- Task instructions: From the entries below, list each line with "home".

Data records
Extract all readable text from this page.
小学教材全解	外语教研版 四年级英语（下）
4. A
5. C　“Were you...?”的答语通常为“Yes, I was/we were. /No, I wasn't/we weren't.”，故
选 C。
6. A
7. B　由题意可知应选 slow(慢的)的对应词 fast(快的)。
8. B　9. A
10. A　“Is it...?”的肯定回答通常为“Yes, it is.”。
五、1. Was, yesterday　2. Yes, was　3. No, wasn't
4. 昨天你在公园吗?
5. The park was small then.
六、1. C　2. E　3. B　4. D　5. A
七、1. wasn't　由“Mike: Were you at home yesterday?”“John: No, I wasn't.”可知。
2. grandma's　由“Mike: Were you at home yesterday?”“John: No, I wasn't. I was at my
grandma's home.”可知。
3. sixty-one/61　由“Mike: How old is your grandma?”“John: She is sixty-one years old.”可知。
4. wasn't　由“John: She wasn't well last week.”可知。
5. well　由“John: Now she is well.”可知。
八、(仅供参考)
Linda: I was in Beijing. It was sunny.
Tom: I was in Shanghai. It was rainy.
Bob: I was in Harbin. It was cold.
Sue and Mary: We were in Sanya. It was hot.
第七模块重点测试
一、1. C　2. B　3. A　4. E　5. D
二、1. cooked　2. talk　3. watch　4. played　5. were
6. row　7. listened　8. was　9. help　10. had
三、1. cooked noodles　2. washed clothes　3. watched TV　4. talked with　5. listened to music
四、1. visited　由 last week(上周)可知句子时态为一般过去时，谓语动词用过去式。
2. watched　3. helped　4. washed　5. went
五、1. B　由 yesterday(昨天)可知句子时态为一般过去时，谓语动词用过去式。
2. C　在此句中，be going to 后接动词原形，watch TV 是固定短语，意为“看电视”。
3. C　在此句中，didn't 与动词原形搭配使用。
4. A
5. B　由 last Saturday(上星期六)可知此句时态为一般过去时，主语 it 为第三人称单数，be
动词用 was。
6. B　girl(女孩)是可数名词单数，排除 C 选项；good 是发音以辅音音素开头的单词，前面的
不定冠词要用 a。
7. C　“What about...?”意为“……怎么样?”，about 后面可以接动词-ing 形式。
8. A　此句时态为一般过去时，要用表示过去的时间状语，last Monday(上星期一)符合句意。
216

- Response:
七、1. wasn't　由“Mike: Were you at home yesterday?”“John: No, I wasn't.”可知。
2. grandma's　由“Mike: Were you at home yesterday?”“John: No, I wasn't. I was at my
grandma's home.”可知。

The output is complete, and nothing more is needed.